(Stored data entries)
------------------------

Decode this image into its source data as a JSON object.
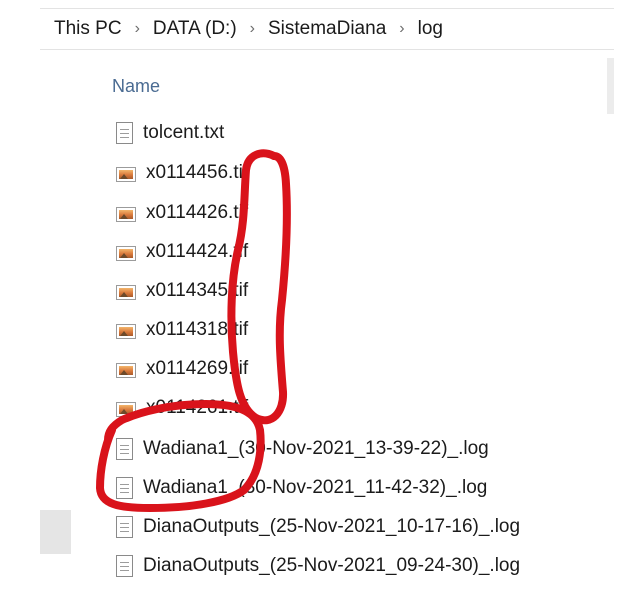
{
  "breadcrumb": {
    "items": [
      "This PC",
      "DATA (D:)",
      "SistemaDiana",
      "log"
    ],
    "separator": "›"
  },
  "column_header": "Name",
  "files": [
    {
      "name": "tolcent.txt",
      "icon": "text-file-icon"
    },
    {
      "name": "x0114456.tif",
      "icon": "image-file-icon"
    },
    {
      "name": "x0114426.tif",
      "icon": "image-file-icon"
    },
    {
      "name": "x0114424.tif",
      "icon": "image-file-icon"
    },
    {
      "name": "x0114345.tif",
      "icon": "image-file-icon"
    },
    {
      "name": "x0114318.tif",
      "icon": "image-file-icon"
    },
    {
      "name": "x0114269.tif",
      "icon": "image-file-icon"
    },
    {
      "name": "x0114261.tif",
      "icon": "image-file-icon"
    },
    {
      "name": "Wadiana1_(30-Nov-2021_13-39-22)_.log",
      "icon": "log-file-icon"
    },
    {
      "name": "Wadiana1_(30-Nov-2021_11-42-32)_.log",
      "icon": "log-file-icon"
    },
    {
      "name": "DianaOutputs_(25-Nov-2021_10-17-16)_.log",
      "icon": "log-file-icon"
    },
    {
      "name": "DianaOutputs_(25-Nov-2021_09-24-30)_.log",
      "icon": "log-file-icon"
    }
  ],
  "annotation_color": "#d9131b"
}
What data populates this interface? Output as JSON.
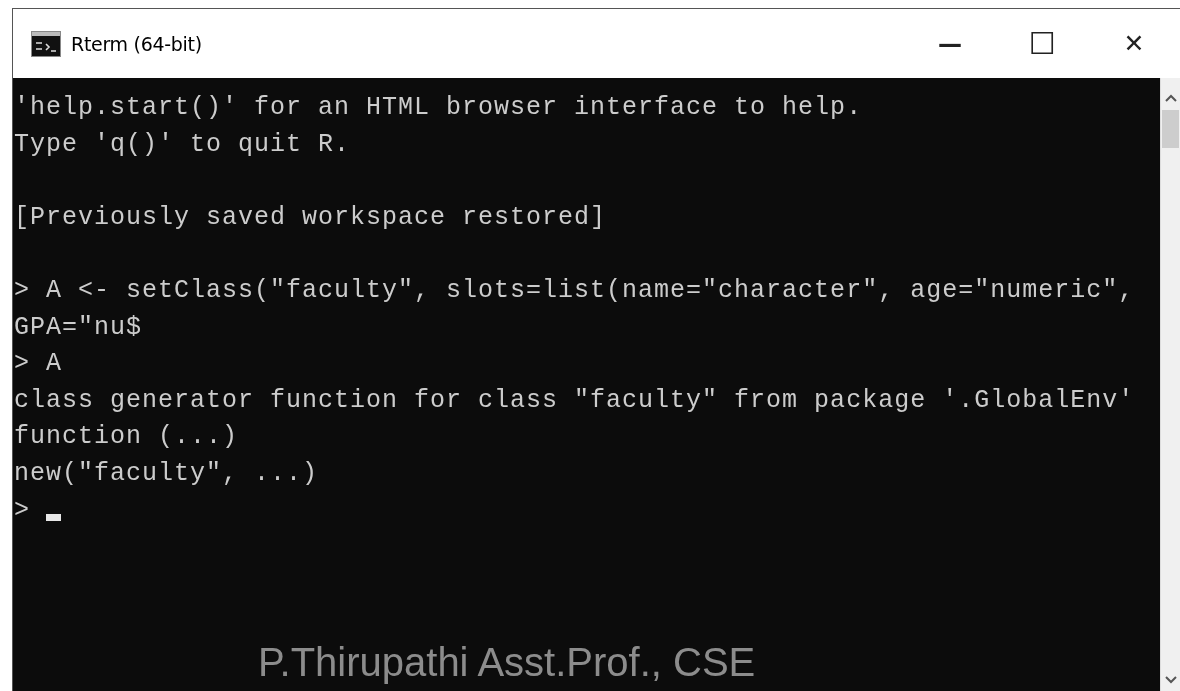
{
  "window": {
    "title": "Rterm (64-bit)",
    "controls": [
      {
        "kind": "minimize",
        "label": "—"
      },
      {
        "kind": "maximize",
        "label": "☐"
      },
      {
        "kind": "close",
        "label": "✕"
      }
    ]
  },
  "console": {
    "blocks": [
      [
        "'help.start()' for an HTML browser interface to help.",
        "Type 'q()' to quit R."
      ],
      [
        "[Previously saved workspace restored]"
      ],
      [
        "> A <- setClass(\"faculty\", slots=list(name=\"character\", age=\"numeric\",",
        "GPA=\"nu$",
        "> A",
        "class generator function for class \"faculty\" from package '.GlobalEnv'",
        "function (...)",
        "new(\"faculty\", ...)",
        ">"
      ]
    ],
    "cursor": true
  },
  "footer": "P.Thirupathi Asst.Prof., CSE"
}
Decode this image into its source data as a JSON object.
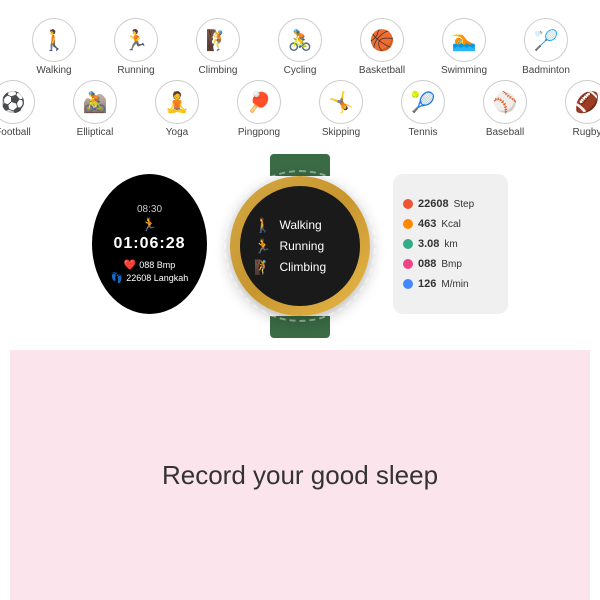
{
  "activities_row1": [
    {
      "label": "Walking",
      "icon": "🚶"
    },
    {
      "label": "Running",
      "icon": "🏃"
    },
    {
      "label": "Climbing",
      "icon": "🧗"
    },
    {
      "label": "Cycling",
      "icon": "🚴"
    },
    {
      "label": "Basketball",
      "icon": "🏀"
    },
    {
      "label": "Swimming",
      "icon": "🏊"
    },
    {
      "label": "Badminton",
      "icon": "🏸"
    }
  ],
  "activities_row2": [
    {
      "label": "Football",
      "icon": "⚽"
    },
    {
      "label": "Elliptical",
      "icon": "🚴"
    },
    {
      "label": "Yoga",
      "icon": "🧘"
    },
    {
      "label": "Pingpong",
      "icon": "🏓"
    },
    {
      "label": "Skipping",
      "icon": "🤸"
    },
    {
      "label": "Tennis",
      "icon": "🎾"
    },
    {
      "label": "Baseball",
      "icon": "⚾"
    },
    {
      "label": "Rugby",
      "icon": "🏈"
    }
  ],
  "stats_left": {
    "time_small": "08:30",
    "time_big": "01:06:28",
    "heart_label": "088 Bmp",
    "steps_label": "22608 Langkah"
  },
  "watch_menu": [
    {
      "label": "Walking"
    },
    {
      "label": "Running"
    },
    {
      "label": "Climbing"
    }
  ],
  "stats_right": [
    {
      "color": "dot-red",
      "value": "22608",
      "unit": "Step"
    },
    {
      "color": "dot-orange",
      "value": "463",
      "unit": "Kcal"
    },
    {
      "color": "dot-green",
      "value": "3.08",
      "unit": "km"
    },
    {
      "color": "dot-pink",
      "value": "088",
      "unit": "Bmp"
    },
    {
      "color": "dot-blue",
      "value": "126",
      "unit": "M/min"
    }
  ],
  "sleep_text": "Record your good sleep"
}
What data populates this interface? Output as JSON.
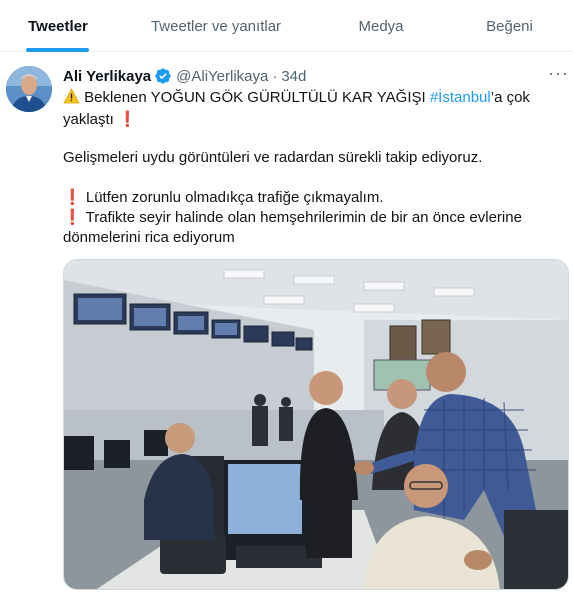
{
  "tabs": [
    {
      "label": "Tweetler",
      "active": true
    },
    {
      "label": "Tweetler ve yanıtlar",
      "active": false
    },
    {
      "label": "Medya",
      "active": false
    },
    {
      "label": "Beğeni",
      "active": false
    }
  ],
  "tweet": {
    "author_name": "Ali Yerlikaya",
    "handle": "@AliYerlikaya",
    "separator": "·",
    "time": "34d",
    "line1_before": "Beklenen YOĞUN GÖK GÜRÜLTÜLÜ KAR YAĞIŞI ",
    "hashtag": "#İstanbul",
    "line1_after": "’a çok",
    "line2": "yaklaştı",
    "para2": "Gelişmeleri uydu görüntüleri ve  radardan sürekli takip ediyoruz.",
    "para3a": "Lütfen zorunlu olmadıkça trafiğe çıkmayalım.",
    "para3b": "Trafikte seyir halinde olan hemşehrilerimin de bir an önce evlerine",
    "para3c": "dönmelerini rica ediyorum",
    "excl": "❗",
    "warning": "⚠️"
  },
  "icons": {
    "verified": "verified-badge-icon",
    "more": "more-dots-icon",
    "warning": "warning-icon",
    "exclamation": "red-exclamation-icon"
  },
  "colors": {
    "accent": "#1d9bf0",
    "text": "#0f1419",
    "secondary": "#536471",
    "exclamation": "#d0103a"
  }
}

------------------------

■ **WHAT NEEDS TO BE DONE**
Which lines hold the word "Tweetler"? Show each one.

■ **THE ANSWER**
      "label": "Tweetler",
      "label": "Tweetler ve yanıtlar",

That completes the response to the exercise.